To do> Select the lines that hold the word "extraction" and copy each one.

Dataset entries on figures

** BEGIN **

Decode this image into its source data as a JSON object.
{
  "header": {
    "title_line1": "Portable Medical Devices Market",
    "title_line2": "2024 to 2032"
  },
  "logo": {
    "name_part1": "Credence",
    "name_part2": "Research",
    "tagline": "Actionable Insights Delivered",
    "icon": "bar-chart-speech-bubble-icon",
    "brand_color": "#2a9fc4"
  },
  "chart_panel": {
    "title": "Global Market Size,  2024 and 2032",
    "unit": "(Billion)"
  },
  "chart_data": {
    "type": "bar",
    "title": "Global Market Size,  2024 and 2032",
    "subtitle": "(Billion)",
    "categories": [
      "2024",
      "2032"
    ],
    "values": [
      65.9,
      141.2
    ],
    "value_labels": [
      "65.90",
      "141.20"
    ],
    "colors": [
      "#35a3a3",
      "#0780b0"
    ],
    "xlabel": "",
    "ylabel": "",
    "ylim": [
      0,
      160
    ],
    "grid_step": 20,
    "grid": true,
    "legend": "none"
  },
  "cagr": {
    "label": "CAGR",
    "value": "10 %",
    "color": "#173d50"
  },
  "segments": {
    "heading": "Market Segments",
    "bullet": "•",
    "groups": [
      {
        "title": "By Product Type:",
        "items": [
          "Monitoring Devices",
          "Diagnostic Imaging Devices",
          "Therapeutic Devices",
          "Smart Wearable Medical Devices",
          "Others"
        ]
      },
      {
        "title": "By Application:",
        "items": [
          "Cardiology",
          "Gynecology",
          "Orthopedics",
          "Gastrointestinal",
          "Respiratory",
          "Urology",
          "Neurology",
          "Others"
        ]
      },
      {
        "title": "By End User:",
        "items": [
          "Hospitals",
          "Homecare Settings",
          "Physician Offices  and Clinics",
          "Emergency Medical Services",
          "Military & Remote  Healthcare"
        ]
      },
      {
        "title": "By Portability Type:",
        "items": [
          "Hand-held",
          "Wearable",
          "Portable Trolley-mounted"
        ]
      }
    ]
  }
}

** END **
** BEGIN **

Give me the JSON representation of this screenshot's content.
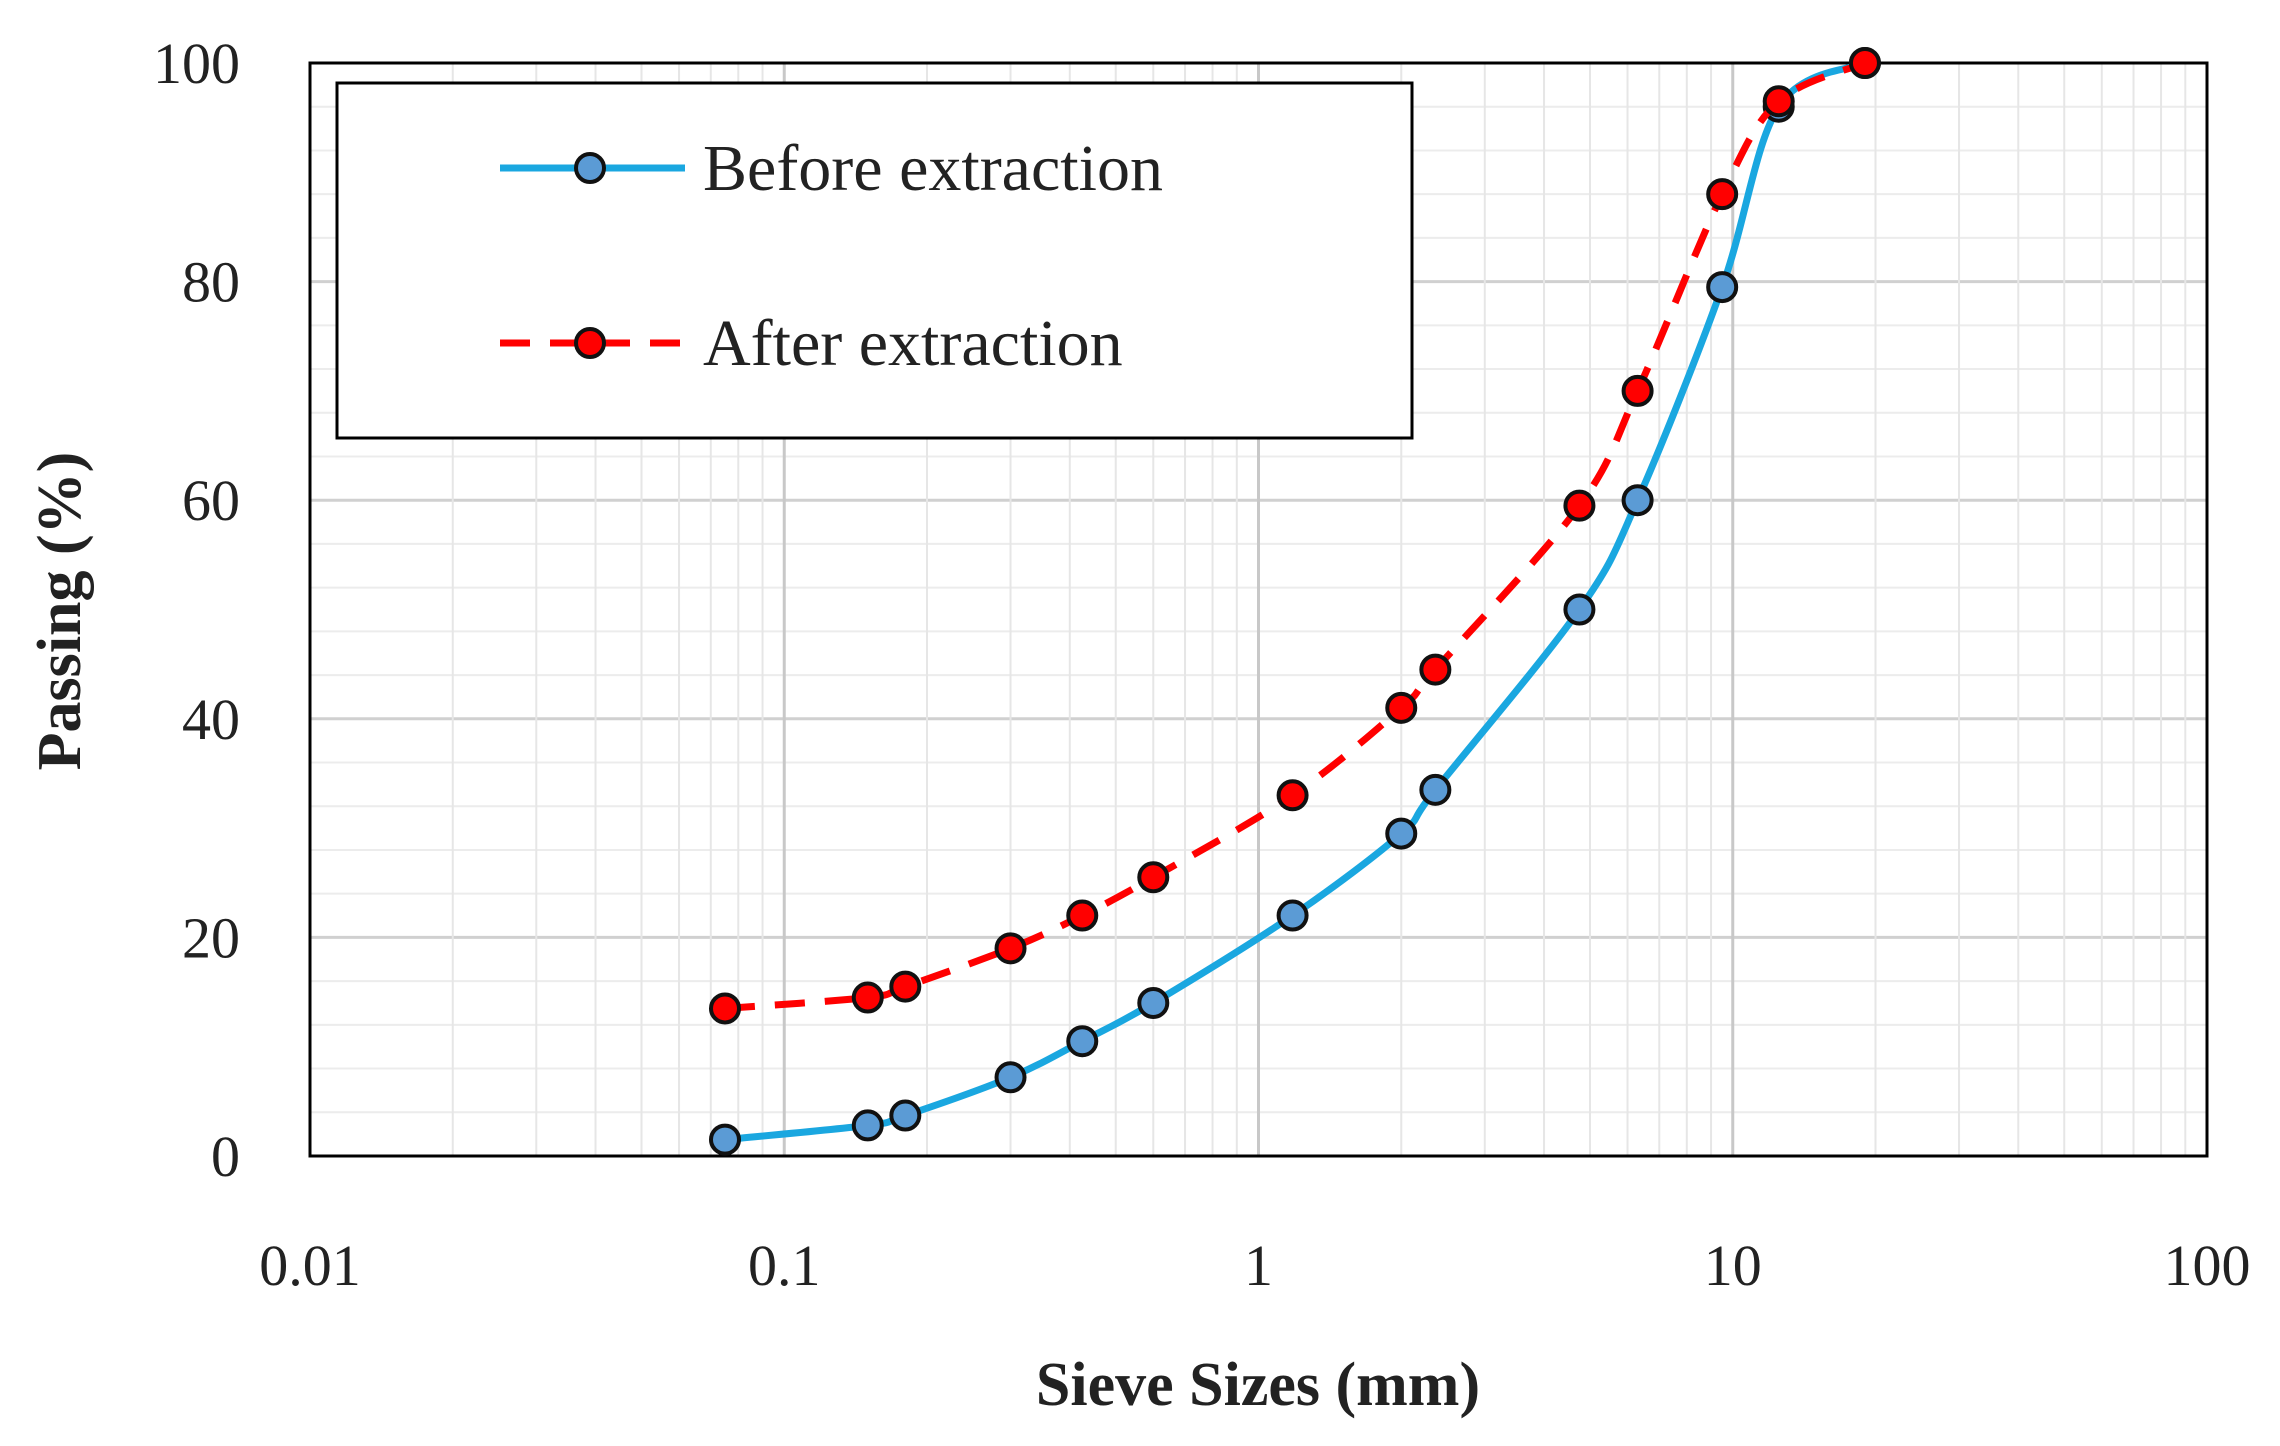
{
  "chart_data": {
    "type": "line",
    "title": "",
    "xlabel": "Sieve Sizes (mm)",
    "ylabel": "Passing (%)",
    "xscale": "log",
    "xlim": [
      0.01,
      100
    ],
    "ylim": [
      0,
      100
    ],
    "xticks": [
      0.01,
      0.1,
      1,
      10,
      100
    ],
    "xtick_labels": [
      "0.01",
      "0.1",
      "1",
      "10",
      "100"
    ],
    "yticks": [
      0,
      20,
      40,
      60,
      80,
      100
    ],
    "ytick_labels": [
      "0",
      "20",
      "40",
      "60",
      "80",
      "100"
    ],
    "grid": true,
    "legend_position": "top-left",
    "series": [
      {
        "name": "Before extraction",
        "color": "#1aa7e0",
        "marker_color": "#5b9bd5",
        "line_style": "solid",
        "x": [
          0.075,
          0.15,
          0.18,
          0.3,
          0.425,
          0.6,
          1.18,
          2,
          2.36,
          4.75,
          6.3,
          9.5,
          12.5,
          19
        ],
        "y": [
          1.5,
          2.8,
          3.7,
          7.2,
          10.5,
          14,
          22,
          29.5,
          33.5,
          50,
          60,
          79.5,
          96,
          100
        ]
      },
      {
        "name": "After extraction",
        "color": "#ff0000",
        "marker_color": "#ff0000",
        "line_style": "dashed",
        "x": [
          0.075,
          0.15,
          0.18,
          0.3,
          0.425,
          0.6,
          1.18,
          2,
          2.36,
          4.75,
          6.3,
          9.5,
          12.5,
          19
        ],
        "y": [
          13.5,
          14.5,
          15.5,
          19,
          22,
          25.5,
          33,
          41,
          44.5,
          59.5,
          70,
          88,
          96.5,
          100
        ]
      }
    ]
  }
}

** END **

Result of this task>
        "name": "Before extraction",
        "name": "After extraction",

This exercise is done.